- [Objective]
Your task is to repeat the listing exactly.

(Stored data)
■ ■ ■ ■ ■ ■ ■
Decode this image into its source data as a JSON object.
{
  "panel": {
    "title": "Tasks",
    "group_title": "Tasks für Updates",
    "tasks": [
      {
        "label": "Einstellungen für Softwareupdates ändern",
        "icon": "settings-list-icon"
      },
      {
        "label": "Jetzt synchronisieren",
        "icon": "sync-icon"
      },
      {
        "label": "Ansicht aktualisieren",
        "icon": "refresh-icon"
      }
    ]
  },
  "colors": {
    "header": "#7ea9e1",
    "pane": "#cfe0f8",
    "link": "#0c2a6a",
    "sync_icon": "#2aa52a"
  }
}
■ ■ ■ ■ ■ ■ ■
- [Answer to the exercise]
Decode this image into its source data as a JSON object.
{
  "panel": {
    "title": "Tasks",
    "group_title": "Tasks für Updates",
    "tasks": [
      {
        "label": "Einstellungen für Softwareupdates ändern",
        "icon": "settings-list-icon"
      },
      {
        "label": "Jetzt synchronisieren",
        "icon": "sync-icon"
      },
      {
        "label": "Ansicht aktualisieren",
        "icon": "refresh-icon"
      }
    ]
  },
  "colors": {
    "header": "#7ea9e1",
    "pane": "#cfe0f8",
    "link": "#0c2a6a",
    "sync_icon": "#2aa52a"
  }
}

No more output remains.